__Given problem__. Report only the number of lines in the records that contain the word "mean".

=== Material provided ===

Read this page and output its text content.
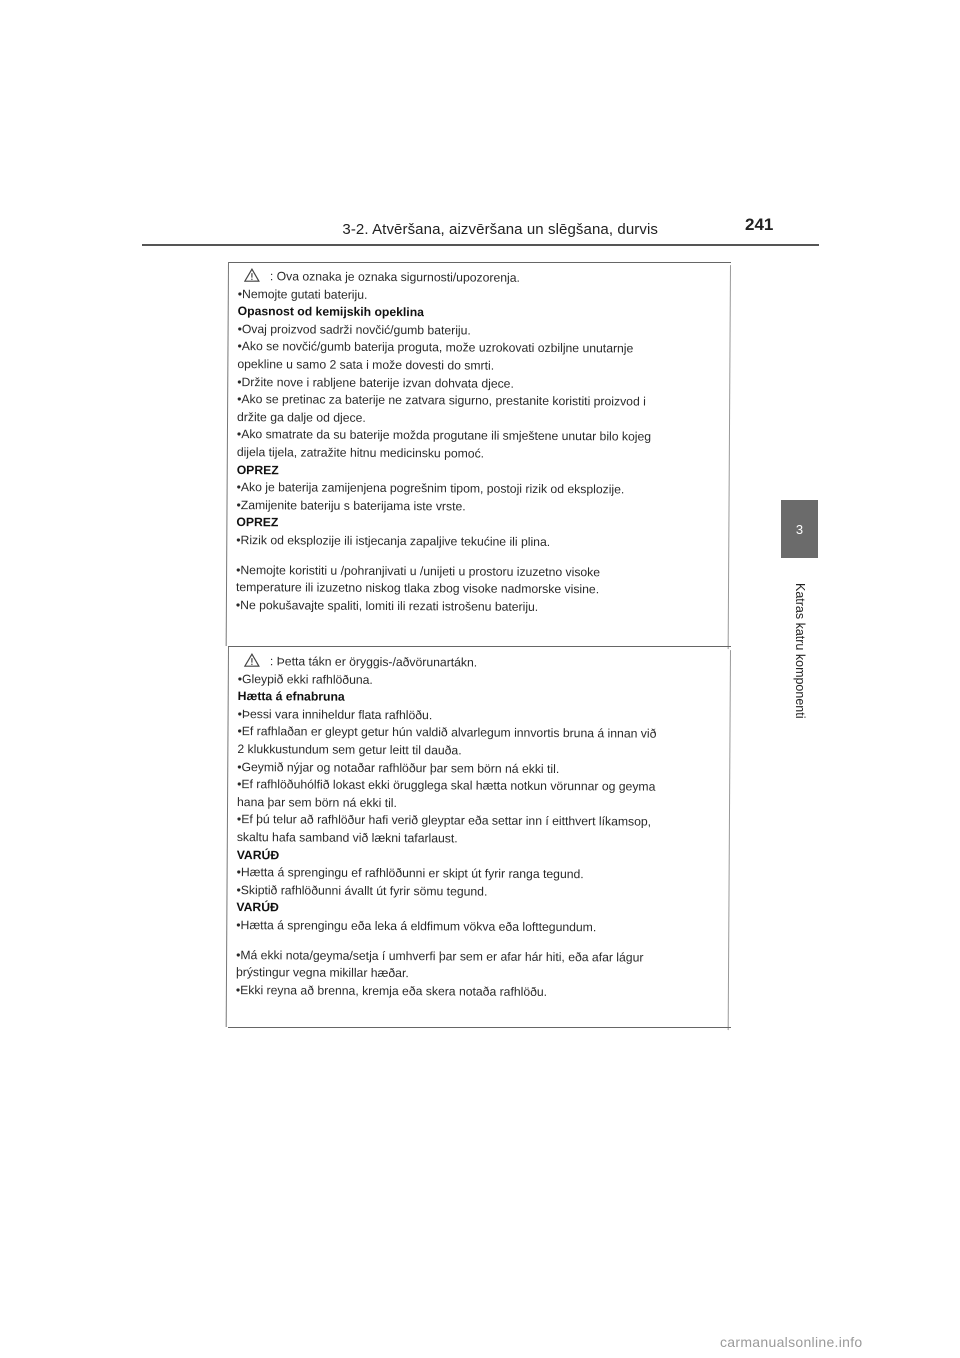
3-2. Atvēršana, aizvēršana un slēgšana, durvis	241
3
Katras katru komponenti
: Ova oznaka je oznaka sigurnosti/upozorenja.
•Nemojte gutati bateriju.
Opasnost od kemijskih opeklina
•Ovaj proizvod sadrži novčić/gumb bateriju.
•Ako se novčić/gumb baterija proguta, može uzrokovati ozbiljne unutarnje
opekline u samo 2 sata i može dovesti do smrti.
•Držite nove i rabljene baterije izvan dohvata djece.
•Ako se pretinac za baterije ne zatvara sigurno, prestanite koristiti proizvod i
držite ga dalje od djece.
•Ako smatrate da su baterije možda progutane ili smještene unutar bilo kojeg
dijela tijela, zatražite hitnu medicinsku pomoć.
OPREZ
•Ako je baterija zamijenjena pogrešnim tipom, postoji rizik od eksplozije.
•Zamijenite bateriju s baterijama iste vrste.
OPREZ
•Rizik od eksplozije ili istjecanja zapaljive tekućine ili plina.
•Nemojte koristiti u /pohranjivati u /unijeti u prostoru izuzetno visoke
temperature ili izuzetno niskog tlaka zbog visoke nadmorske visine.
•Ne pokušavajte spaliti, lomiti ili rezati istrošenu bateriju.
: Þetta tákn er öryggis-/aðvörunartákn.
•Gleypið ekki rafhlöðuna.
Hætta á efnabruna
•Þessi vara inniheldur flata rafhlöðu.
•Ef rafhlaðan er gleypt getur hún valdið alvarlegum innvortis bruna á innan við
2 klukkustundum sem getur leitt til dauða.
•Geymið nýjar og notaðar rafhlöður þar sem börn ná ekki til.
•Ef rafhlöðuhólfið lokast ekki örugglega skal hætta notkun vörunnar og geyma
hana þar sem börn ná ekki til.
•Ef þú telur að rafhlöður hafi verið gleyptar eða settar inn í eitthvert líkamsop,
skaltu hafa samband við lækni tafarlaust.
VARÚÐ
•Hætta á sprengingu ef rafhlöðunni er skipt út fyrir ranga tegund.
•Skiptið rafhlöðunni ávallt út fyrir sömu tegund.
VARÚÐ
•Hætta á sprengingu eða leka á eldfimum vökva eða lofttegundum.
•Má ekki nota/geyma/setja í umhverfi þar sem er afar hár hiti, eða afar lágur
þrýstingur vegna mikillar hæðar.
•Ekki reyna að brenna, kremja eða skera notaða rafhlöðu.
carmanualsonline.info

===
=== Material provided ===

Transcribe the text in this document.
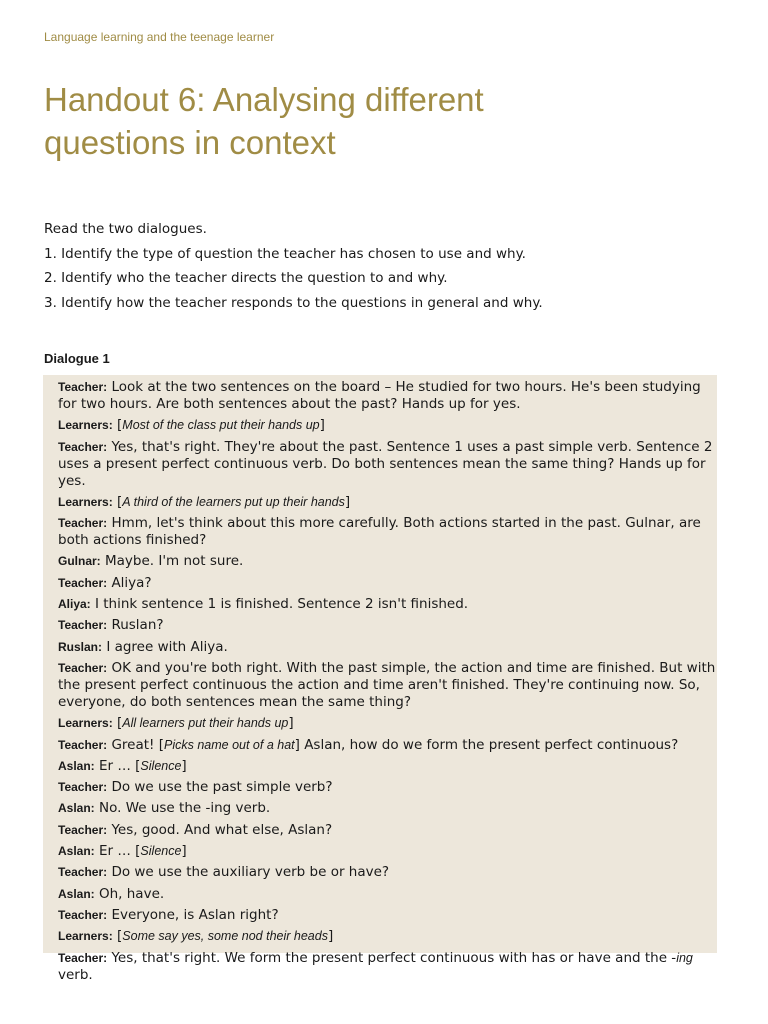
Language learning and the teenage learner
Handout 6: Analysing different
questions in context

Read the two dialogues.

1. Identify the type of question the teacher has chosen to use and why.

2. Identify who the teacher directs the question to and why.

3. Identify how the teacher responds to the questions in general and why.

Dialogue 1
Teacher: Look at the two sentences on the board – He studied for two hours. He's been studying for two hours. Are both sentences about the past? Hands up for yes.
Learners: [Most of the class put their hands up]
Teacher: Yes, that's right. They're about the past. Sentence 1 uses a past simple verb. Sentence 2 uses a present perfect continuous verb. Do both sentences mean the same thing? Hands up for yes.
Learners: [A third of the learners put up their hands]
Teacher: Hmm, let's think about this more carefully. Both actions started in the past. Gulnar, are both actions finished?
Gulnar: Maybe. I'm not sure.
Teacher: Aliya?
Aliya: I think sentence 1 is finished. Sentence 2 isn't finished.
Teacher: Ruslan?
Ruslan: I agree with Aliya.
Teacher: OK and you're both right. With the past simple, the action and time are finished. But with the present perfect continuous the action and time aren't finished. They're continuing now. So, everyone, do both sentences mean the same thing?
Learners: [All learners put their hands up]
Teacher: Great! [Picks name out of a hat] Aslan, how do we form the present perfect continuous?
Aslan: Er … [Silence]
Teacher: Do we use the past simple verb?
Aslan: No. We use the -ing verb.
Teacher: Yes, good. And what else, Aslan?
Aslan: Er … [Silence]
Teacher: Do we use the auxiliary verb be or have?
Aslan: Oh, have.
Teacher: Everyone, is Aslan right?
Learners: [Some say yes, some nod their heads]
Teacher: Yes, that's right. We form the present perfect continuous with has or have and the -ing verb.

===
=== Material provided ===

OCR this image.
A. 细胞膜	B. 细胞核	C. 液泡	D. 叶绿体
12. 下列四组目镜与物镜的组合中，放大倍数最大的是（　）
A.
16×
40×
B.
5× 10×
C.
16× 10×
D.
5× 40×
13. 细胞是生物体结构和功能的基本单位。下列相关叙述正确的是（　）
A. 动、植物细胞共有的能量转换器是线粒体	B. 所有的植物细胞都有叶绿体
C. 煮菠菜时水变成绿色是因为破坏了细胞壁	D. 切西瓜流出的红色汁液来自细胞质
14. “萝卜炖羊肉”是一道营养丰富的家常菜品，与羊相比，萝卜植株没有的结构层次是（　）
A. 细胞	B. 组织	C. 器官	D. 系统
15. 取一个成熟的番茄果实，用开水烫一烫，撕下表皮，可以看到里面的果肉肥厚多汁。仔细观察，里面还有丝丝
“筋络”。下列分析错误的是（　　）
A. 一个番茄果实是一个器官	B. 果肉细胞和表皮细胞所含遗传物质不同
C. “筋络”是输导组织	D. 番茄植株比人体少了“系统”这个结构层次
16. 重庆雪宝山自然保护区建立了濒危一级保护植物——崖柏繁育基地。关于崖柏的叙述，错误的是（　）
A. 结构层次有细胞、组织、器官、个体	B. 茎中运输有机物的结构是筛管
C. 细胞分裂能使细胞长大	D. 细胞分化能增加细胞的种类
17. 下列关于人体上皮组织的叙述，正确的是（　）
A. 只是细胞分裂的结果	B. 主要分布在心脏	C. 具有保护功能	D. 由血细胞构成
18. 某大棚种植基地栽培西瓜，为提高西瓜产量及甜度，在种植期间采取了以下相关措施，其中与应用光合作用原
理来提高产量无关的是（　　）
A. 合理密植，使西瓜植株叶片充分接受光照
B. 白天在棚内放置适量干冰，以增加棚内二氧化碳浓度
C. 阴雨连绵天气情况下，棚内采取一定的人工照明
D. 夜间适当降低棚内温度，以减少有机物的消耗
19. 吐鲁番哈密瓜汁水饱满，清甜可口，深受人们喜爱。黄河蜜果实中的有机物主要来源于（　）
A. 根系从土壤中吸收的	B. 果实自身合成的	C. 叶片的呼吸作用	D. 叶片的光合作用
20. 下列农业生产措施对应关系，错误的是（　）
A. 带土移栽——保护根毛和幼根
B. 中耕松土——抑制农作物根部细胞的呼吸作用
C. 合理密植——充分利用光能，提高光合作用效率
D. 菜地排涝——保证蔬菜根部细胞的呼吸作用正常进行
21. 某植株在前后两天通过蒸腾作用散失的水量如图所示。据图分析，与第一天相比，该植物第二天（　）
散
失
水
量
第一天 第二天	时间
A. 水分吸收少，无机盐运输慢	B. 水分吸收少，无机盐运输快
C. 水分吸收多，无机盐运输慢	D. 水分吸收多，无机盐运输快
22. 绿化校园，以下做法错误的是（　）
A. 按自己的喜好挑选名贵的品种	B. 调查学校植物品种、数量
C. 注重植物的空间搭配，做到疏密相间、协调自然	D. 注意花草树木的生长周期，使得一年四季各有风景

===

__Output below__. 2